## begin Extracted material

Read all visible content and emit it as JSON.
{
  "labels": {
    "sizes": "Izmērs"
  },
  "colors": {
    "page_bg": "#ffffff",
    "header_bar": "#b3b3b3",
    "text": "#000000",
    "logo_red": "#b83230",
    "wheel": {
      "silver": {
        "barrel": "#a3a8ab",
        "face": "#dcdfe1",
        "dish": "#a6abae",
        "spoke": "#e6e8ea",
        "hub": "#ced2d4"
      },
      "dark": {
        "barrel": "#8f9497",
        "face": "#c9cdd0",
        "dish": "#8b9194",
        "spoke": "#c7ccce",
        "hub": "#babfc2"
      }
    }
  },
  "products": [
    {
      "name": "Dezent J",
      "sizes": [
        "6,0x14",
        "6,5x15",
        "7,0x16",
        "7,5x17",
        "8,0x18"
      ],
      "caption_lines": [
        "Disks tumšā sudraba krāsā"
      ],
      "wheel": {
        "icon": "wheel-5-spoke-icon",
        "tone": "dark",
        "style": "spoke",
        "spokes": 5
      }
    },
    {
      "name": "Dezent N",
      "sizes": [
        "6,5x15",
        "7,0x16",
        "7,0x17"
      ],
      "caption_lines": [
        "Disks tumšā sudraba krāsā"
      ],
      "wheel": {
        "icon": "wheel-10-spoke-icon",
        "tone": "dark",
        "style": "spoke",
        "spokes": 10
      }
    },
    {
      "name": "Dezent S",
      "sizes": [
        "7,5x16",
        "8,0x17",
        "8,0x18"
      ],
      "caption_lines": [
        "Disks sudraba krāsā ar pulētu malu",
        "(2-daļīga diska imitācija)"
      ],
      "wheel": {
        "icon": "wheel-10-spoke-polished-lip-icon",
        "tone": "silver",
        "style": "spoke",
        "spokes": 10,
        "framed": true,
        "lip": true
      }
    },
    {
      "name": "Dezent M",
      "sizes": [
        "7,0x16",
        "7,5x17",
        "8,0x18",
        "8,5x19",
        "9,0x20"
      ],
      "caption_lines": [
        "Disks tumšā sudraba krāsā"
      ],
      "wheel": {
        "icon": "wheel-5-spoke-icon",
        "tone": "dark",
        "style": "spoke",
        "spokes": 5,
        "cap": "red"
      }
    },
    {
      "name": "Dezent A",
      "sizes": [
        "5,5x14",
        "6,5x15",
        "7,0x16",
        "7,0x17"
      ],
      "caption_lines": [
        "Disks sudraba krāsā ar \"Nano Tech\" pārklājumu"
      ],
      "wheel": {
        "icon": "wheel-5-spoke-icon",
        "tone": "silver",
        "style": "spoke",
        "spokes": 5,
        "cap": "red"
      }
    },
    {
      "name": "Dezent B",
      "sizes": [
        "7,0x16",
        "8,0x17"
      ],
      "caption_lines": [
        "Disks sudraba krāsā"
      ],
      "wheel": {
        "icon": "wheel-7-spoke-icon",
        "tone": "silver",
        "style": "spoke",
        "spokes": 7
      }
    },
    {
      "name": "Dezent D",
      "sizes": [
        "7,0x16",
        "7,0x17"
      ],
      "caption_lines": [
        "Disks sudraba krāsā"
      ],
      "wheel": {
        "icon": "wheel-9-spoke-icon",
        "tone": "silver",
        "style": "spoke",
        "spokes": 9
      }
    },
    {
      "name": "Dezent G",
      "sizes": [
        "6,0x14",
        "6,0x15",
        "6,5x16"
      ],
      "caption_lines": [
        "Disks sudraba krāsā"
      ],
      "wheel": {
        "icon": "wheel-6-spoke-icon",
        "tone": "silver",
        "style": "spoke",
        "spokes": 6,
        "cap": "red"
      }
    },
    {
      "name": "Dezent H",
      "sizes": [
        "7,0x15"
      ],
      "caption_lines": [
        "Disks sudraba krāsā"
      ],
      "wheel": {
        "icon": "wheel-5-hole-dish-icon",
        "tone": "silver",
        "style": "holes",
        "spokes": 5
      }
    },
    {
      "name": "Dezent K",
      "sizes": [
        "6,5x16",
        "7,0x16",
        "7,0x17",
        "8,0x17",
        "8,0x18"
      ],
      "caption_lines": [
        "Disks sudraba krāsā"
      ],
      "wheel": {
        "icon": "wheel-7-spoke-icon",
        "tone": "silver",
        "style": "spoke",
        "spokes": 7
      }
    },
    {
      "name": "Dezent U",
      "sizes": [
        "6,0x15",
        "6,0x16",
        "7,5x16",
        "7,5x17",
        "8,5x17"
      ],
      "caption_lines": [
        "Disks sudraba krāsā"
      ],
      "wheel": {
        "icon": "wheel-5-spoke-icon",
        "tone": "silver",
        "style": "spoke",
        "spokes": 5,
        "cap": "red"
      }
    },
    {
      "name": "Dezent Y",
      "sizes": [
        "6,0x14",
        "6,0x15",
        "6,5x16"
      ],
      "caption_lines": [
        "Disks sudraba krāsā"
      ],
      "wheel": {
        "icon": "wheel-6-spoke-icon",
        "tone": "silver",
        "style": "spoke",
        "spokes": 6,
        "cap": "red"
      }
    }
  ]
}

## end Extracted material

Each record above should be restated word for word.

Read all visible content and emit it as JSON.
{
  "labels": {
    "sizes": "Izmērs"
  },
  "colors": {
    "page_bg": "#ffffff",
    "header_bar": "#b3b3b3",
    "text": "#000000",
    "logo_red": "#b83230",
    "wheel": {
      "silver": {
        "barrel": "#a3a8ab",
        "face": "#dcdfe1",
        "dish": "#a6abae",
        "spoke": "#e6e8ea",
        "hub": "#ced2d4"
      },
      "dark": {
        "barrel": "#8f9497",
        "face": "#c9cdd0",
        "dish": "#8b9194",
        "spoke": "#c7ccce",
        "hub": "#babfc2"
      }
    }
  },
  "products": [
    {
      "name": "Dezent J",
      "sizes": [
        "6,0x14",
        "6,5x15",
        "7,0x16",
        "7,5x17",
        "8,0x18"
      ],
      "caption_lines": [
        "Disks tumšā sudraba krāsā"
      ],
      "wheel": {
        "icon": "wheel-5-spoke-icon",
        "tone": "dark",
        "style": "spoke",
        "spokes": 5
      }
    },
    {
      "name": "Dezent N",
      "sizes": [
        "6,5x15",
        "7,0x16",
        "7,0x17"
      ],
      "caption_lines": [
        "Disks tumšā sudraba krāsā"
      ],
      "wheel": {
        "icon": "wheel-10-spoke-icon",
        "tone": "dark",
        "style": "spoke",
        "spokes": 10
      }
    },
    {
      "name": "Dezent S",
      "sizes": [
        "7,5x16",
        "8,0x17",
        "8,0x18"
      ],
      "caption_lines": [
        "Disks sudraba krāsā ar pulētu malu",
        "(2-daļīga diska imitācija)"
      ],
      "wheel": {
        "icon": "wheel-10-spoke-polished-lip-icon",
        "tone": "silver",
        "style": "spoke",
        "spokes": 10,
        "framed": true,
        "lip": true
      }
    },
    {
      "name": "Dezent M",
      "sizes": [
        "7,0x16",
        "7,5x17",
        "8,0x18",
        "8,5x19",
        "9,0x20"
      ],
      "caption_lines": [
        "Disks tumšā sudraba krāsā"
      ],
      "wheel": {
        "icon": "wheel-5-spoke-icon",
        "tone": "dark",
        "style": "spoke",
        "spokes": 5,
        "cap": "red"
      }
    },
    {
      "name": "Dezent A",
      "sizes": [
        "5,5x14",
        "6,5x15",
        "7,0x16",
        "7,0x17"
      ],
      "caption_lines": [
        "Disks sudraba krāsā ar \"Nano Tech\" pārklājumu"
      ],
      "wheel": {
        "icon": "wheel-5-spoke-icon",
        "tone": "silver",
        "style": "spoke",
        "spokes": 5,
        "cap": "red"
      }
    },
    {
      "name": "Dezent B",
      "sizes": [
        "7,0x16",
        "8,0x17"
      ],
      "caption_lines": [
        "Disks sudraba krāsā"
      ],
      "wheel": {
        "icon": "wheel-7-spoke-icon",
        "tone": "silver",
        "style": "spoke",
        "spokes": 7
      }
    },
    {
      "name": "Dezent D",
      "sizes": [
        "7,0x16",
        "7,0x17"
      ],
      "caption_lines": [
        "Disks sudraba krāsā"
      ],
      "wheel": {
        "icon": "wheel-9-spoke-icon",
        "tone": "silver",
        "style": "spoke",
        "spokes": 9
      }
    },
    {
      "name": "Dezent G",
      "sizes": [
        "6,0x14",
        "6,0x15",
        "6,5x16"
      ],
      "caption_lines": [
        "Disks sudraba krāsā"
      ],
      "wheel": {
        "icon": "wheel-6-spoke-icon",
        "tone": "silver",
        "style": "spoke",
        "spokes": 6,
        "cap": "red"
      }
    },
    {
      "name": "Dezent H",
      "sizes": [
        "7,0x15"
      ],
      "caption_lines": [
        "Disks sudraba krāsā"
      ],
      "wheel": {
        "icon": "wheel-5-hole-dish-icon",
        "tone": "silver",
        "style": "holes",
        "spokes": 5
      }
    },
    {
      "name": "Dezent K",
      "sizes": [
        "6,5x16",
        "7,0x16",
        "7,0x17",
        "8,0x17",
        "8,0x18"
      ],
      "caption_lines": [
        "Disks sudraba krāsā"
      ],
      "wheel": {
        "icon": "wheel-7-spoke-icon",
        "tone": "silver",
        "style": "spoke",
        "spokes": 7
      }
    },
    {
      "name": "Dezent U",
      "sizes": [
        "6,0x15",
        "6,0x16",
        "7,5x16",
        "7,5x17",
        "8,5x17"
      ],
      "caption_lines": [
        "Disks sudraba krāsā"
      ],
      "wheel": {
        "icon": "wheel-5-spoke-icon",
        "tone": "silver",
        "style": "spoke",
        "spokes": 5,
        "cap": "red"
      }
    },
    {
      "name": "Dezent Y",
      "sizes": [
        "6,0x14",
        "6,0x15",
        "6,5x16"
      ],
      "caption_lines": [
        "Disks sudraba krāsā"
      ],
      "wheel": {
        "icon": "wheel-6-spoke-icon",
        "tone": "silver",
        "style": "spoke",
        "spokes": 6,
        "cap": "red"
      }
    }
  ]
}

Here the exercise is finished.